[Figure collection entries]
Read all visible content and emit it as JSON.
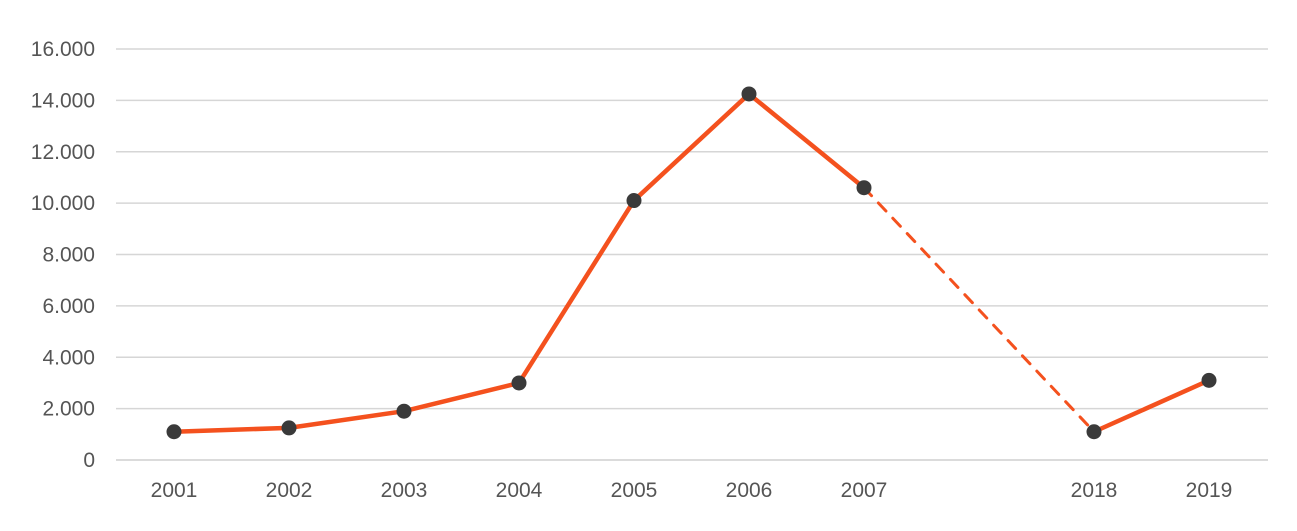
{
  "chart_data": {
    "type": "line",
    "title": "",
    "xlabel": "",
    "ylabel": "",
    "x": [
      "2001",
      "2002",
      "2003",
      "2004",
      "2005",
      "2006",
      "2007",
      "2018",
      "2019"
    ],
    "series": [
      {
        "values": [
          1100,
          1250,
          1900,
          3000,
          10100,
          14250,
          10600,
          1100,
          3100
        ],
        "color": "#f4511e",
        "marker_color": "#3a3a3a",
        "gap_after_category": "2007",
        "gap_style": "dashed"
      }
    ],
    "ylim": [
      0,
      16000
    ],
    "yticks": [
      0,
      2000,
      4000,
      6000,
      8000,
      10000,
      12000,
      14000,
      16000
    ],
    "ytick_labels": [
      "0",
      "2.000",
      "4.000",
      "6.000",
      "8.000",
      "10.000",
      "12.000",
      "14.000",
      "16.000"
    ],
    "grid": true,
    "legend": "none"
  }
}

▶ **Direction**
Transcribe the full listing above exactly, with the images removed.

▶ **Answer to this task**
Read all visible content and emit it as JSON.
{
  "chart_data": {
    "type": "line",
    "title": "",
    "xlabel": "",
    "ylabel": "",
    "x": [
      "2001",
      "2002",
      "2003",
      "2004",
      "2005",
      "2006",
      "2007",
      "2018",
      "2019"
    ],
    "series": [
      {
        "values": [
          1100,
          1250,
          1900,
          3000,
          10100,
          14250,
          10600,
          1100,
          3100
        ],
        "color": "#f4511e",
        "marker_color": "#3a3a3a",
        "gap_after_category": "2007",
        "gap_style": "dashed"
      }
    ],
    "ylim": [
      0,
      16000
    ],
    "yticks": [
      0,
      2000,
      4000,
      6000,
      8000,
      10000,
      12000,
      14000,
      16000
    ],
    "ytick_labels": [
      "0",
      "2.000",
      "4.000",
      "6.000",
      "8.000",
      "10.000",
      "12.000",
      "14.000",
      "16.000"
    ],
    "grid": true,
    "legend": "none"
  }
}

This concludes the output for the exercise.